• SET TASK
Copy out each line of the data holding "frac".

• DATASET EXCERPTS

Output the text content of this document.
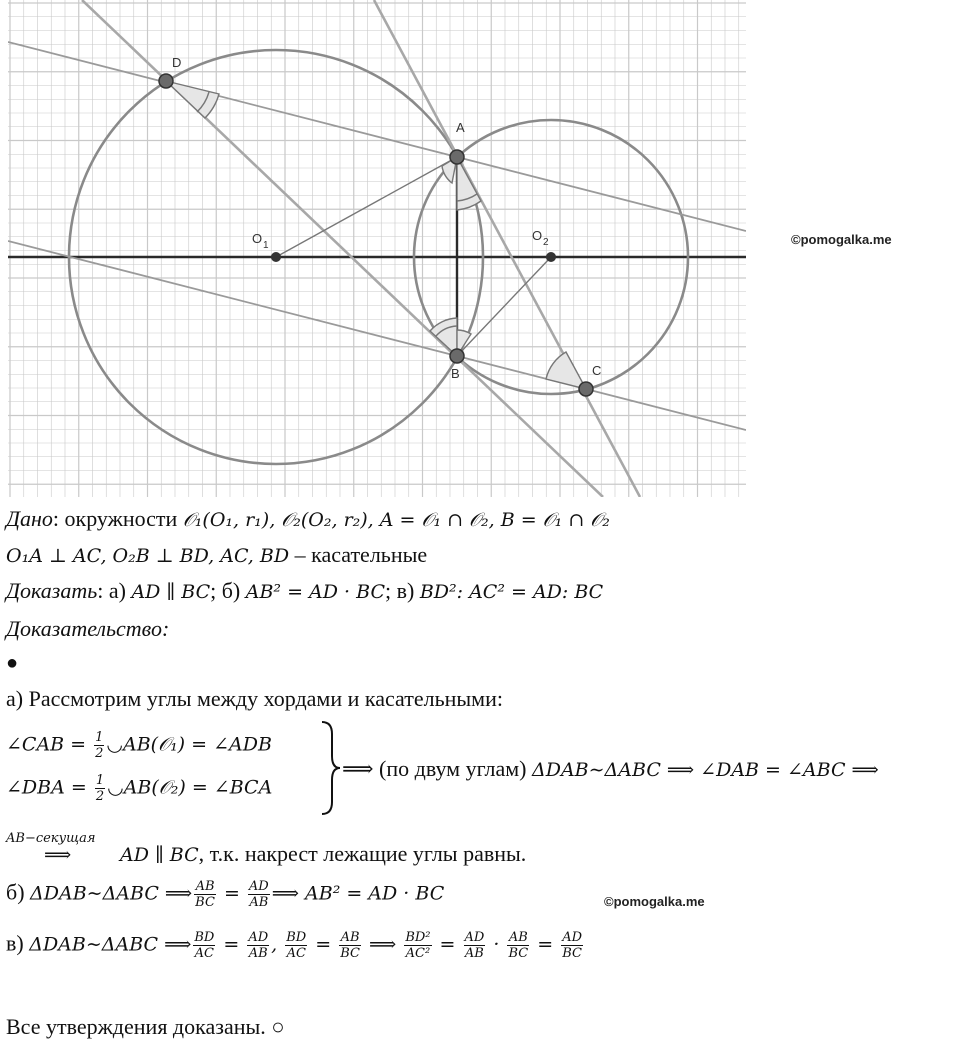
D
A
B	C
O 1
O 2	©pomogalka.me
Дано: окружности 𝒪₁(O₁, r₁), 𝒪₂(O₂, r₂), A = 𝒪₁ ∩ 𝒪₂, B = 𝒪₁ ∩ 𝒪₂
O₁A ⊥ AC, O₂B ⊥ BD, AC, BD – касательные
Доказать: а) AD ∥ BC; б) AB² = AD · BC; в) BD²: AC² = AD: BC
Доказательство:
●
а) Рассмотрим углы между хордами и касательными:
∠CAB = $\frac{1}{2}$ ◡AB(𝒪₁) = ∠ADB
∠DBA = $\frac{1}{2}$ ◡AB(𝒪₂) = ∠BCA
⟹ (по двум углам) ΔDAB∼ΔABC ⟹ ∠DAB = ∠ABC ⟹
AB−секущая
⟹	AD ∥ BC, т.к. накрест лежащие углы равны.
б) ΔDAB∼ΔABC ⟹ $\frac{AB}{BC} = \frac{AD}{AB}$ ⟹ AB² = AD · BC	©pomogalka.me
в) ΔDAB∼ΔABC ⟹ $\frac{BD}{AC} = \frac{AD}{AB}$ , $\frac{BD}{AC} = \frac{AB}{BC}$ ⟹ $\frac{\text{BD²}}{\text{AC²}} = \frac{AD}{AB} \cdot \frac{AB}{BC} = \frac{AD}{BC}$
Все утверждения доказаны. ○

• TASK RESULT
∠CAB = $\frac{1}{2}$ ◡AB(𝒪₁) = ∠ADB
∠DBA = $\frac{1}{2}$ ◡AB(𝒪₂) = ∠BCA
б) ΔDAB∼ΔABC ⟹ $\frac{AB}{BC} = \frac{AD}{AB}$ ⟹ AB² = AD · BC	©pomogalka.me
в) ΔDAB∼ΔABC ⟹ $\frac{BD}{AC} = \frac{AD}{AB}$ , $\frac{BD}{AC} = \frac{AB}{BC}$ ⟹ $\frac{\text{BD²}}{\text{AC²}} = \frac{AD}{AB} \cdot \frac{AB}{BC} = \frac{AD}{BC}$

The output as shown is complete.